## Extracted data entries

* * * * * * *

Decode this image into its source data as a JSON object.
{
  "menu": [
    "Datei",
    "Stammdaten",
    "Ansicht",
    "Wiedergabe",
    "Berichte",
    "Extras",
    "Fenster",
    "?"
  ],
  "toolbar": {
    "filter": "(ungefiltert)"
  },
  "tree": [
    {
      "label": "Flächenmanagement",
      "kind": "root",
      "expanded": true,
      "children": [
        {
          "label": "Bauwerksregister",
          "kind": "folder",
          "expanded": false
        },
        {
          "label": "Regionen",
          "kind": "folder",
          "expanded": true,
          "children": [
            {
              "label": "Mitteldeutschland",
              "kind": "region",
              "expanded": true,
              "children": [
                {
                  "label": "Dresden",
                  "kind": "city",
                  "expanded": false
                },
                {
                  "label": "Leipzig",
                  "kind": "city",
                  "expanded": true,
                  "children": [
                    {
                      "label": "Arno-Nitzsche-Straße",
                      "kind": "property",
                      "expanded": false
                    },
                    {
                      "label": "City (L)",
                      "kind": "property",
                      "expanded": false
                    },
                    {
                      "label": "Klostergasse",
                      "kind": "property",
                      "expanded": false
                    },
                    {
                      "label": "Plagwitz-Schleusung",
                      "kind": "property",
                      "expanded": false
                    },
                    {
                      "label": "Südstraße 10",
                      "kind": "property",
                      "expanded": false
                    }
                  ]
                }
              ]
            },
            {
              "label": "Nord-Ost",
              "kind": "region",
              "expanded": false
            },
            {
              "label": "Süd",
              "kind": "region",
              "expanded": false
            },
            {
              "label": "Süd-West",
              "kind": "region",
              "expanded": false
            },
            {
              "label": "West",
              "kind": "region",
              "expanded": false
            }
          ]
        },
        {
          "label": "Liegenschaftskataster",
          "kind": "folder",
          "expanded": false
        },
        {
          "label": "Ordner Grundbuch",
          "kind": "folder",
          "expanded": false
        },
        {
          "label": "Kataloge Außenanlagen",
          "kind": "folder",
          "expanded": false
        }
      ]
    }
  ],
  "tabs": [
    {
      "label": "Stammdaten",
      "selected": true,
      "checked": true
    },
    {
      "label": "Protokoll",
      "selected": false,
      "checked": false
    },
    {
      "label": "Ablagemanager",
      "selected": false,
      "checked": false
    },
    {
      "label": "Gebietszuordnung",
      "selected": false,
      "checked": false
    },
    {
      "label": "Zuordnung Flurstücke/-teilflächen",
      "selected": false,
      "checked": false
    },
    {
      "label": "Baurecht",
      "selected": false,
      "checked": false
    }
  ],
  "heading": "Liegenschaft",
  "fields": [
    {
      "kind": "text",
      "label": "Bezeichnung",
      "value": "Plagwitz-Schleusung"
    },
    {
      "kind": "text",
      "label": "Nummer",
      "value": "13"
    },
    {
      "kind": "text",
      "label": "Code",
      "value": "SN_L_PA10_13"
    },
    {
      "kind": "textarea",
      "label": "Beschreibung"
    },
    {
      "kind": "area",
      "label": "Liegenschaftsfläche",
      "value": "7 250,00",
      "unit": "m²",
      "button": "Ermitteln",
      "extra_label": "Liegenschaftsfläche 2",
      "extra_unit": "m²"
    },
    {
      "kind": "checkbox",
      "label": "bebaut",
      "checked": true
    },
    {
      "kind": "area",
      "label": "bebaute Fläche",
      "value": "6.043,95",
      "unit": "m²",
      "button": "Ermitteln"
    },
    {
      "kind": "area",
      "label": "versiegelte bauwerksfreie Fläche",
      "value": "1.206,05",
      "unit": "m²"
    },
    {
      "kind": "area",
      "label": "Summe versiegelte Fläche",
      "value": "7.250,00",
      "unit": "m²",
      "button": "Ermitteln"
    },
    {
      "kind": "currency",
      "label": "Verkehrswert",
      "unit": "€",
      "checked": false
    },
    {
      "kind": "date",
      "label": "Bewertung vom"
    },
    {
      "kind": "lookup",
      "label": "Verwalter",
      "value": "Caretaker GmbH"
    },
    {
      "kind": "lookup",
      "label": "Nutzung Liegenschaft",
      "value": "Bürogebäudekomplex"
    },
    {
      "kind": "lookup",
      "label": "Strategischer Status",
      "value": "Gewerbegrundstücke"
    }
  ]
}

* * * * * * *

## Written instruction
Identify and list each line with the word "children".

## Full output
      "children": [
          "children": [
              "children": [
                  "children": [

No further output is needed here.